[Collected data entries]
>>

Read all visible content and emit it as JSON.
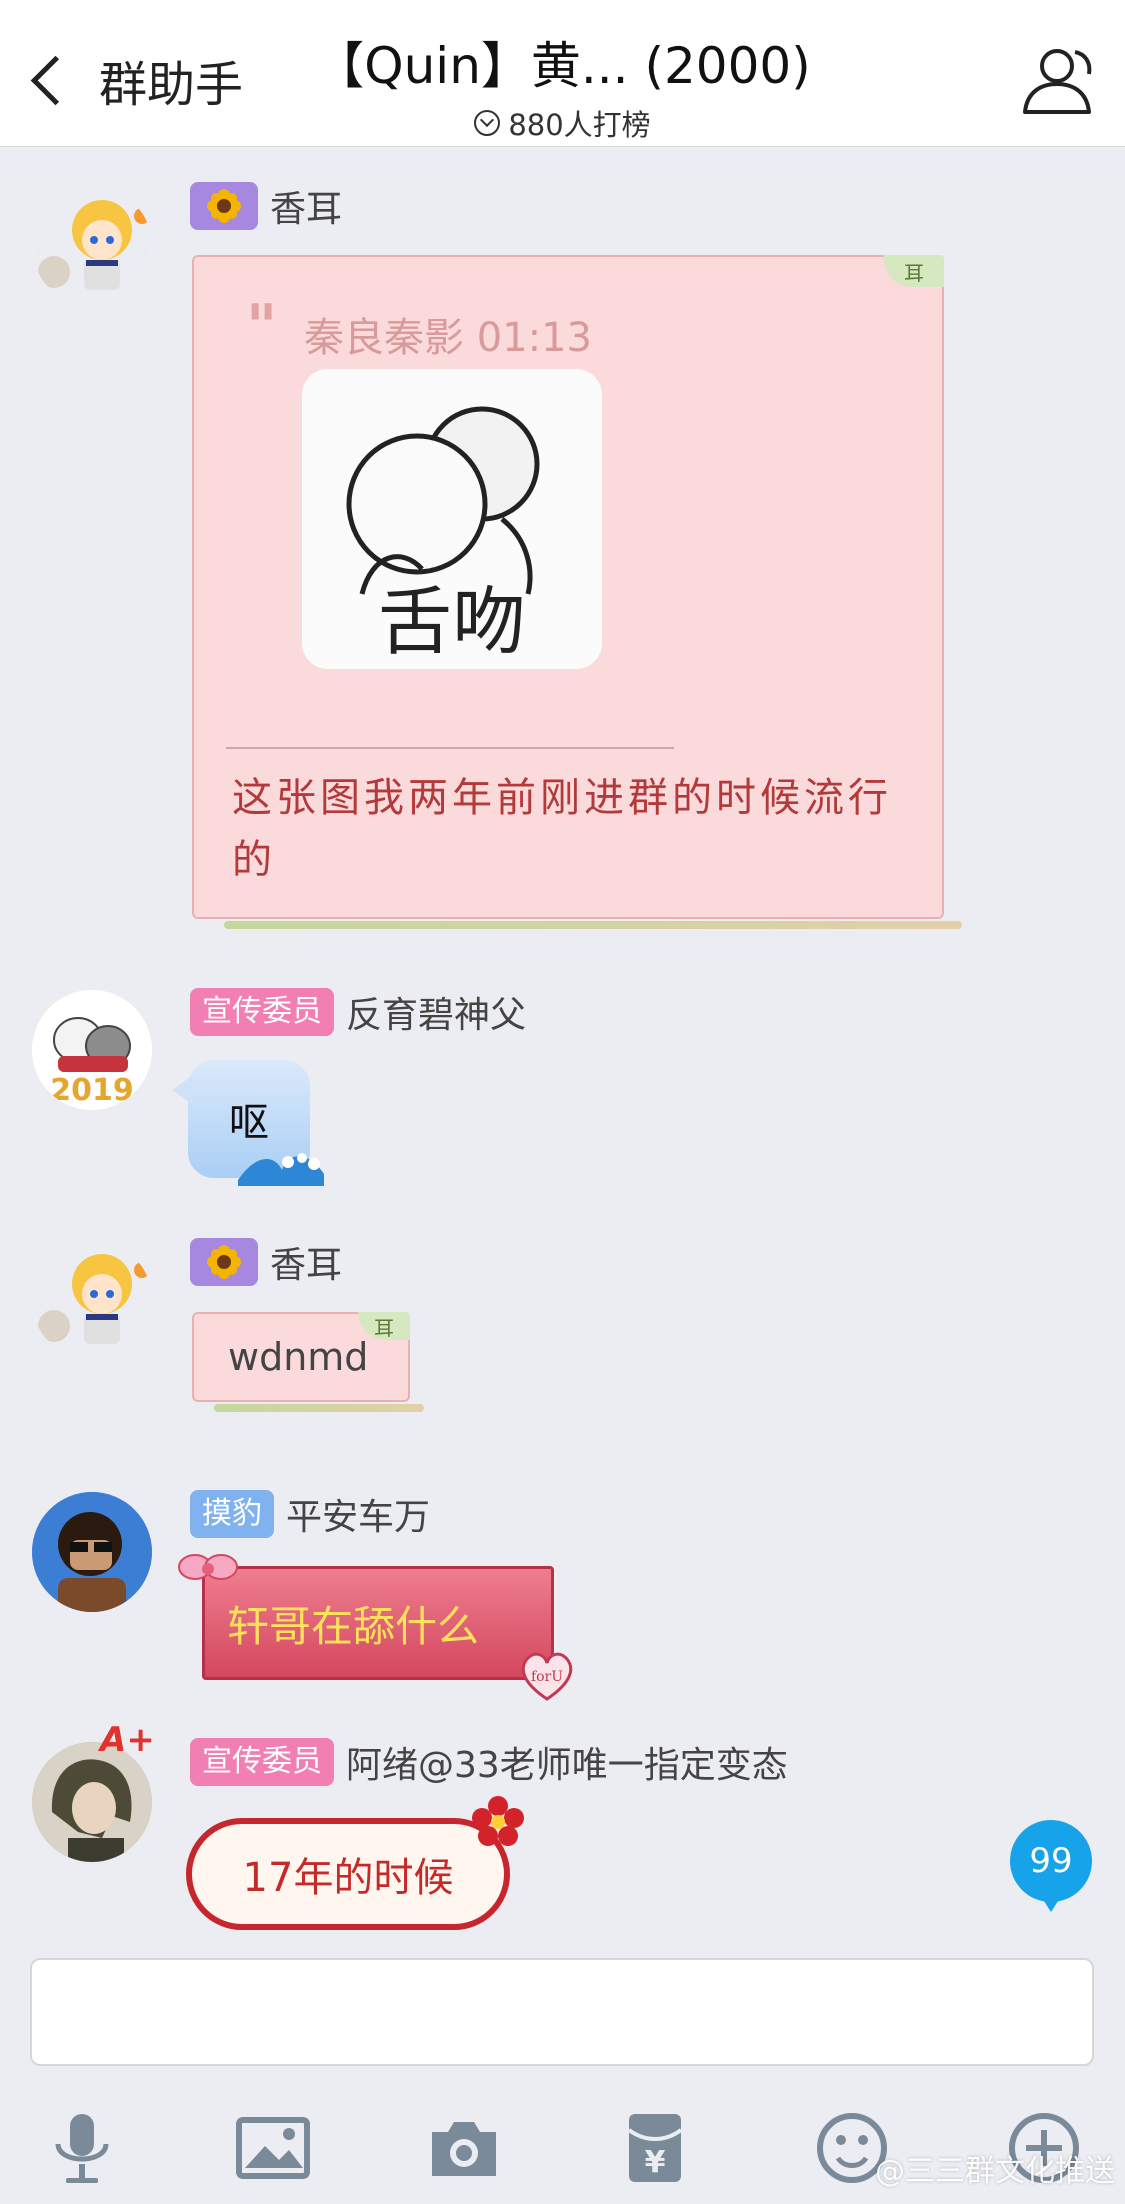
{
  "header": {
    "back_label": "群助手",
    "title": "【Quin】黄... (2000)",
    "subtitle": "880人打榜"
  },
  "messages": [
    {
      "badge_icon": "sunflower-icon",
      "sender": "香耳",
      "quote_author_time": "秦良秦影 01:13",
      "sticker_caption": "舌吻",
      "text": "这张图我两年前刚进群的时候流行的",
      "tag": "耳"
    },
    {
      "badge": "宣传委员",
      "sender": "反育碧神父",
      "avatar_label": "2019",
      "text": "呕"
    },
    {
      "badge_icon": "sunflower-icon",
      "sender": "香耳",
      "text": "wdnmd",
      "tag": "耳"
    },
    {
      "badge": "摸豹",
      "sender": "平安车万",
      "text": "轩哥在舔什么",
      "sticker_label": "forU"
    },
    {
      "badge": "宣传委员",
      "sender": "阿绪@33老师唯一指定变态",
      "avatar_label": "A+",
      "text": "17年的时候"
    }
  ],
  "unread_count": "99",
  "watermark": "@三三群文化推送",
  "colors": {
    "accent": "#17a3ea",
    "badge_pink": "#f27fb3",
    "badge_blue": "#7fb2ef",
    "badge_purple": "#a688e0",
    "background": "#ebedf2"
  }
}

<<

§ **Instruction**: All the lines above are to be given again exactly as they read, with the pictures removed.

§ **Answer to this problem**:
Read all visible content and emit it as JSON.
{
  "header": {
    "back_label": "群助手",
    "title": "【Quin】黄... (2000)",
    "subtitle": "880人打榜"
  },
  "messages": [
    {
      "badge_icon": "sunflower-icon",
      "sender": "香耳",
      "quote_author_time": "秦良秦影 01:13",
      "sticker_caption": "舌吻",
      "text": "这张图我两年前刚进群的时候流行的",
      "tag": "耳"
    },
    {
      "badge": "宣传委员",
      "sender": "反育碧神父",
      "avatar_label": "2019",
      "text": "呕"
    },
    {
      "badge_icon": "sunflower-icon",
      "sender": "香耳",
      "text": "wdnmd",
      "tag": "耳"
    },
    {
      "badge": "摸豹",
      "sender": "平安车万",
      "text": "轩哥在舔什么",
      "sticker_label": "forU"
    },
    {
      "badge": "宣传委员",
      "sender": "阿绪@33老师唯一指定变态",
      "avatar_label": "A+",
      "text": "17年的时候"
    }
  ],
  "unread_count": "99",
  "watermark": "@三三群文化推送",
  "colors": {
    "accent": "#17a3ea",
    "badge_pink": "#f27fb3",
    "badge_blue": "#7fb2ef",
    "badge_purple": "#a688e0",
    "background": "#ebedf2"
  }
}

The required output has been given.